▶ The exercise
Collect every line in the records below that contains the word "name".

(Data items)
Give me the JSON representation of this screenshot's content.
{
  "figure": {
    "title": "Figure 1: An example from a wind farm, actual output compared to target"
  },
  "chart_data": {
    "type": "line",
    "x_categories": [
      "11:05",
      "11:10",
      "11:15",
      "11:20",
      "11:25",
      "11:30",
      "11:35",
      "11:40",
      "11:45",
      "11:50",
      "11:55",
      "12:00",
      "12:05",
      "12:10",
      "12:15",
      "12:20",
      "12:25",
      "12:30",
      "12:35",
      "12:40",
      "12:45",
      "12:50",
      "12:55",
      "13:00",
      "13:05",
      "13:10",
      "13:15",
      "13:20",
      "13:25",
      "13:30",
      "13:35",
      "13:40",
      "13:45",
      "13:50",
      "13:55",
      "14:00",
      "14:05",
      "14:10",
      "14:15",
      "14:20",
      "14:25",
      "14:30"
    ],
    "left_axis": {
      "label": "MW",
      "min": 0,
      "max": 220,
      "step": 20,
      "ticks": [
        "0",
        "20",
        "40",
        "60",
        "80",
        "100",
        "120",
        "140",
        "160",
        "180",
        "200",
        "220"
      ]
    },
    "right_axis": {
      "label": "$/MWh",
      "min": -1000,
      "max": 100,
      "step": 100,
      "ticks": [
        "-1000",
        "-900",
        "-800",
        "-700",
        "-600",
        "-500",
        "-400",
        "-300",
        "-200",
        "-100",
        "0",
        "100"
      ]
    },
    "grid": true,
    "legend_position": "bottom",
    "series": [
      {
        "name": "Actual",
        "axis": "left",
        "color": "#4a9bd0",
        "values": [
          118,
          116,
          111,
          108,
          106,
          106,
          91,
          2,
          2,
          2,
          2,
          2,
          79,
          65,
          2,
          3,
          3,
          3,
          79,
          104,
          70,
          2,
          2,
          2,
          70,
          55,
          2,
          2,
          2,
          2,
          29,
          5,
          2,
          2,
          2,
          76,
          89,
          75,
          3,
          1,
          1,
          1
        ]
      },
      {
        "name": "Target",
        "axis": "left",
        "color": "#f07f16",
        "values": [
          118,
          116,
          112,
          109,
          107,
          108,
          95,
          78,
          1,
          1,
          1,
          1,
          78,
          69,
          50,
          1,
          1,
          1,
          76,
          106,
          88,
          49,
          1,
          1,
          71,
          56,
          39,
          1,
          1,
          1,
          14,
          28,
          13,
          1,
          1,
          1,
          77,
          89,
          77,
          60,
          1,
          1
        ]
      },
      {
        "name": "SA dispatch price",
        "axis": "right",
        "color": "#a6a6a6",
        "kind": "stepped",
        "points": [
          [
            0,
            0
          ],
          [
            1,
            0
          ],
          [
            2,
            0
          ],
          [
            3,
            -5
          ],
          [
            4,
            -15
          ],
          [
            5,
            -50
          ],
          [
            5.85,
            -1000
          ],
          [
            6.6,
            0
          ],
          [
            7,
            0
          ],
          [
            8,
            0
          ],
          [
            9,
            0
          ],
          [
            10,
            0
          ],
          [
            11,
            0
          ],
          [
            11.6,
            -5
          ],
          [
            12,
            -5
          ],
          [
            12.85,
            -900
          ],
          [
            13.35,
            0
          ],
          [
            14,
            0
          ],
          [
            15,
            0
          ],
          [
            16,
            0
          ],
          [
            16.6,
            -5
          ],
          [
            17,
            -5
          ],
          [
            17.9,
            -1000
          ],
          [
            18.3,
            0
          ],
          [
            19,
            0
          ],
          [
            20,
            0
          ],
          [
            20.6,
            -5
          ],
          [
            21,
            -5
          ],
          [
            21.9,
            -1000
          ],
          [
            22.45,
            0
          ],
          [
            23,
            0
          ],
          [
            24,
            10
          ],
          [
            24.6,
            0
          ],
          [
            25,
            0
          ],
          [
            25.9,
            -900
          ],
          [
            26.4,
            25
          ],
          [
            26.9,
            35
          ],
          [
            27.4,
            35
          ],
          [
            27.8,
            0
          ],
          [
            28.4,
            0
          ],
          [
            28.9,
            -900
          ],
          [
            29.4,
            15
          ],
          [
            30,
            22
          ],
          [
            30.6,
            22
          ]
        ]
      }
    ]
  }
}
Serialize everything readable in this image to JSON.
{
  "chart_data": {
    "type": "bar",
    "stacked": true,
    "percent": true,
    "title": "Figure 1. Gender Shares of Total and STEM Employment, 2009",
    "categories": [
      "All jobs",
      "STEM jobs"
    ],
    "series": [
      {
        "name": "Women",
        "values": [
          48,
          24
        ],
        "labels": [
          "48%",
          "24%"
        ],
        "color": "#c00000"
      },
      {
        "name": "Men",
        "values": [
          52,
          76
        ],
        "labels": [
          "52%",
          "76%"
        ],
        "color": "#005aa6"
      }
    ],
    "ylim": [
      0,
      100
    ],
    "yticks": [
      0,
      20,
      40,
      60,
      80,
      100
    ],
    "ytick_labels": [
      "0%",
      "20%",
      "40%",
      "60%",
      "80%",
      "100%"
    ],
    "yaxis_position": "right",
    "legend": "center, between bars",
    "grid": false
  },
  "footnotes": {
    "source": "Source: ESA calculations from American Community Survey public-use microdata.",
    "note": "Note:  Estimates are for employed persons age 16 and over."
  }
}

▶ Written answer
        "name": "Actual",
        "name": "Target",
        "name": "SA dispatch price",
        "name": "Women",
        "name": "Men",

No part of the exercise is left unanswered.